(DATA):
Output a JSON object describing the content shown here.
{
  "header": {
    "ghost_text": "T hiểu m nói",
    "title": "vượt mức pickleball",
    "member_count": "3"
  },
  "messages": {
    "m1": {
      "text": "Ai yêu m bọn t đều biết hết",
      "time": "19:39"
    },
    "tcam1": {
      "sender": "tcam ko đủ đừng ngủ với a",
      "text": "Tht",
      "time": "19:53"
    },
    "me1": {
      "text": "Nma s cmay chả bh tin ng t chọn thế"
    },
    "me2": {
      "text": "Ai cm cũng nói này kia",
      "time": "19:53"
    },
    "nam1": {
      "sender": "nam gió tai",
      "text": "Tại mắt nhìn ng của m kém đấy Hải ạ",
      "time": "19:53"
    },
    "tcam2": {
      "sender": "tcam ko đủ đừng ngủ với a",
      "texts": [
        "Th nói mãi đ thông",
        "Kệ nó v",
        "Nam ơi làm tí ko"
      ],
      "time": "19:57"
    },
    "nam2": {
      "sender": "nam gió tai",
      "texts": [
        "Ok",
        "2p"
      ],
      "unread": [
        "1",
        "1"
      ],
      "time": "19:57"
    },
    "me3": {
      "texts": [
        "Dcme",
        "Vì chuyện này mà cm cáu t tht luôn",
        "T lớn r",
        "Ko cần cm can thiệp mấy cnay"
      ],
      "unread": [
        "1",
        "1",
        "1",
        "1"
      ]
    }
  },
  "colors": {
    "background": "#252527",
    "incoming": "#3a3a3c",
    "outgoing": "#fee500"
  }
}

(EXERCISE AIM):
Print all of the entries again, exactly as written.

(WRITTEN SOLUTION):
Output a JSON object describing the content shown here.
{
  "header": {
    "ghost_text": "T hiểu m nói",
    "title": "vượt mức pickleball",
    "member_count": "3"
  },
  "messages": {
    "m1": {
      "text": "Ai yêu m bọn t đều biết hết",
      "time": "19:39"
    },
    "tcam1": {
      "sender": "tcam ko đủ đừng ngủ với a",
      "text": "Tht",
      "time": "19:53"
    },
    "me1": {
      "text": "Nma s cmay chả bh tin ng t chọn thế"
    },
    "me2": {
      "text": "Ai cm cũng nói này kia",
      "time": "19:53"
    },
    "nam1": {
      "sender": "nam gió tai",
      "text": "Tại mắt nhìn ng của m kém đấy Hải ạ",
      "time": "19:53"
    },
    "tcam2": {
      "sender": "tcam ko đủ đừng ngủ với a",
      "texts": [
        "Th nói mãi đ thông",
        "Kệ nó v",
        "Nam ơi làm tí ko"
      ],
      "time": "19:57"
    },
    "nam2": {
      "sender": "nam gió tai",
      "texts": [
        "Ok",
        "2p"
      ],
      "unread": [
        "1",
        "1"
      ],
      "time": "19:57"
    },
    "me3": {
      "texts": [
        "Dcme",
        "Vì chuyện này mà cm cáu t tht luôn",
        "T lớn r",
        "Ko cần cm can thiệp mấy cnay"
      ],
      "unread": [
        "1",
        "1",
        "1",
        "1"
      ]
    }
  },
  "colors": {
    "background": "#252527",
    "incoming": "#3a3a3c",
    "outgoing": "#fee500"
  }
}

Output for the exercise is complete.